# WHAT THE TASK ASKS:
All of the material below is to be retyped exactly.

# DATA TO PROCESS:
— Begin —
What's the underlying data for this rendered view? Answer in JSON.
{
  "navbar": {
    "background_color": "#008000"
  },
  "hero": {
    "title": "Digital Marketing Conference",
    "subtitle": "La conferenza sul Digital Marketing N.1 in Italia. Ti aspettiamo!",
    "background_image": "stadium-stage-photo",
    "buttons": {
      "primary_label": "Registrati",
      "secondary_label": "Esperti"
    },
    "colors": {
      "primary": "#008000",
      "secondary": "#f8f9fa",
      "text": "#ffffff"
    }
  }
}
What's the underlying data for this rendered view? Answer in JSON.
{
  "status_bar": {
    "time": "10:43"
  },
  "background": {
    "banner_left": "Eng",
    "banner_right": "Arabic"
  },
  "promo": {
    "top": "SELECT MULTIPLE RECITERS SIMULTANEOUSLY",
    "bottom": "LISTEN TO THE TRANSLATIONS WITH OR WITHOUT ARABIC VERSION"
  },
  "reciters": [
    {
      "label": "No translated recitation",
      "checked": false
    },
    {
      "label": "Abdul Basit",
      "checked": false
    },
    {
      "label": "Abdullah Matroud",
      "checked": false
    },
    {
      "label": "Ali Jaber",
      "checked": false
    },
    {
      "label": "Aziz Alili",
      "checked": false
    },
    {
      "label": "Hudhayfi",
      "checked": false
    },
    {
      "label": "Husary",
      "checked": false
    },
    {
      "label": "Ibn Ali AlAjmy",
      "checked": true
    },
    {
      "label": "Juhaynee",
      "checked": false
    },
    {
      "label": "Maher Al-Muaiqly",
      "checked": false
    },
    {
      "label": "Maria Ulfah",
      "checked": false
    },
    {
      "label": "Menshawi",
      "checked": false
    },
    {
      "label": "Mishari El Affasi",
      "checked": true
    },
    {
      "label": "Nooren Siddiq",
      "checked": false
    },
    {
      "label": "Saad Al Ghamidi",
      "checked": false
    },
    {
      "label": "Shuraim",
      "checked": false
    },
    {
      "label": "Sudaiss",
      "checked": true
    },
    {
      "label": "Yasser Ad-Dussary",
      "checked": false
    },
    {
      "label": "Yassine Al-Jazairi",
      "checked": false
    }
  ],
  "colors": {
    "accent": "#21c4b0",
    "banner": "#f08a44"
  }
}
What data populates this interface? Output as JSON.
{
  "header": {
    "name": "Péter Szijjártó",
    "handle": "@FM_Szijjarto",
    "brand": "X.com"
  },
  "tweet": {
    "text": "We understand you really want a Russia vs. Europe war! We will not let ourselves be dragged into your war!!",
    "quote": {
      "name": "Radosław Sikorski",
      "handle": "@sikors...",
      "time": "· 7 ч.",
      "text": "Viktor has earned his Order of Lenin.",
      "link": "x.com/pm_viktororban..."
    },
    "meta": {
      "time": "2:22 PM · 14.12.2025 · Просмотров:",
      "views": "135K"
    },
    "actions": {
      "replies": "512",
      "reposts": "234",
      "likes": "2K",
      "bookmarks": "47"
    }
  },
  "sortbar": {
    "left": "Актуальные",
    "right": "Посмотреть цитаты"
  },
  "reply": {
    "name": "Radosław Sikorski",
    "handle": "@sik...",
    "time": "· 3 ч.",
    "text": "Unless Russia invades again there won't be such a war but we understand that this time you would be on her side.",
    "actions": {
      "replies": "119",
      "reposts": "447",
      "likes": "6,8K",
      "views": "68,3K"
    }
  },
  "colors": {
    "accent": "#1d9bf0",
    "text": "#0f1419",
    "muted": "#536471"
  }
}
— End —
# EXERCISE OUTPUT:
What's the underlying data for this rendered view? Answer in JSON.
{
  "navbar": {
    "background_color": "#008000"
  },
  "hero": {
    "title": "Digital Marketing Conference",
    "subtitle": "La conferenza sul Digital Marketing N.1 in Italia. Ti aspettiamo!",
    "background_image": "stadium-stage-photo",
    "buttons": {
      "primary_label": "Registrati",
      "secondary_label": "Esperti"
    },
    "colors": {
      "primary": "#008000",
      "secondary": "#f8f9fa",
      "text": "#ffffff"
    }
  }
}
What's the underlying data for this rendered view? Answer in JSON.
{
  "status_bar": {
    "time": "10:43"
  },
  "background": {
    "banner_left": "Eng",
    "banner_right": "Arabic"
  },
  "promo": {
    "top": "SELECT MULTIPLE RECITERS SIMULTANEOUSLY",
    "bottom": "LISTEN TO THE TRANSLATIONS WITH OR WITHOUT ARABIC VERSION"
  },
  "reciters": [
    {
      "label": "No translated recitation",
      "checked": false
    },
    {
      "label": "Abdul Basit",
      "checked": false
    },
    {
      "label": "Abdullah Matroud",
      "checked": false
    },
    {
      "label": "Ali Jaber",
      "checked": false
    },
    {
      "label": "Aziz Alili",
      "checked": false
    },
    {
      "label": "Hudhayfi",
      "checked": false
    },
    {
      "label": "Husary",
      "checked": false
    },
    {
      "label": "Ibn Ali AlAjmy",
      "checked": true
    },
    {
      "label": "Juhaynee",
      "checked": false
    },
    {
      "label": "Maher Al-Muaiqly",
      "checked": false
    },
    {
      "label": "Maria Ulfah",
      "checked": false
    },
    {
      "label": "Menshawi",
      "checked": false
    },
    {
      "label": "Mishari El Affasi",
      "checked": true
    },
    {
      "label": "Nooren Siddiq",
      "checked": false
    },
    {
      "label": "Saad Al Ghamidi",
      "checked": false
    },
    {
      "label": "Shuraim",
      "checked": false
    },
    {
      "label": "Sudaiss",
      "checked": true
    },
    {
      "label": "Yasser Ad-Dussary",
      "checked": false
    },
    {
      "label": "Yassine Al-Jazairi",
      "checked": false
    }
  ],
  "colors": {
    "accent": "#21c4b0",
    "banner": "#f08a44"
  }
}
What data populates this interface? Output as JSON.
{
  "header": {
    "name": "Péter Szijjártó",
    "handle": "@FM_Szijjarto",
    "brand": "X.com"
  },
  "tweet": {
    "text": "We understand you really want a Russia vs. Europe war! We will not let ourselves be dragged into your war!!",
    "quote": {
      "name": "Radosław Sikorski",
      "handle": "@sikors...",
      "time": "· 7 ч.",
      "text": "Viktor has earned his Order of Lenin.",
      "link": "x.com/pm_viktororban..."
    },
    "meta": {
      "time": "2:22 PM · 14.12.2025 · Просмотров:",
      "views": "135K"
    },
    "actions": {
      "replies": "512",
      "reposts": "234",
      "likes": "2K",
      "bookmarks": "47"
    }
  },
  "sortbar": {
    "left": "Актуальные",
    "right": "Посмотреть цитаты"
  },
  "reply": {
    "name": "Radosław Sikorski",
    "handle": "@sik...",
    "time": "· 3 ч.",
    "text": "Unless Russia invades again there won't be such a war but we understand that this time you would be on her side.",
    "actions": {
      "replies": "119",
      "reposts": "447",
      "likes": "6,8K",
      "views": "68,3K"
    }
  },
  "colors": {
    "accent": "#1d9bf0",
    "text": "#0f1419",
    "muted": "#536471"
  }
}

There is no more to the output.